◆ INSTRUCTIONS FOR THE TASK ◆
Could you output each line of the data that follows exactly?
####
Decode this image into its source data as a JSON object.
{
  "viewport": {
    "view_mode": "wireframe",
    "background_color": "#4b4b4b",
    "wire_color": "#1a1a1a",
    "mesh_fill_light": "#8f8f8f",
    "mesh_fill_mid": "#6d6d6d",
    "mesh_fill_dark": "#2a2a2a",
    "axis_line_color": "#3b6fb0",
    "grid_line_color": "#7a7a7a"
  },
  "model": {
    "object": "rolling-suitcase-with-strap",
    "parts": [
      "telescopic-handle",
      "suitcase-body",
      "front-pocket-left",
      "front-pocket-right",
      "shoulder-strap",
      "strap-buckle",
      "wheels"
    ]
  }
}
####
◆ FINISHED EXERCISE ◆
Decode this image into its source data as a JSON object.
{
  "viewport": {
    "view_mode": "wireframe",
    "background_color": "#4b4b4b",
    "wire_color": "#1a1a1a",
    "mesh_fill_light": "#8f8f8f",
    "mesh_fill_mid": "#6d6d6d",
    "mesh_fill_dark": "#2a2a2a",
    "axis_line_color": "#3b6fb0",
    "grid_line_color": "#7a7a7a"
  },
  "model": {
    "object": "rolling-suitcase-with-strap",
    "parts": [
      "telescopic-handle",
      "suitcase-body",
      "front-pocket-left",
      "front-pocket-right",
      "shoulder-strap",
      "strap-buckle",
      "wheels"
    ]
  }
}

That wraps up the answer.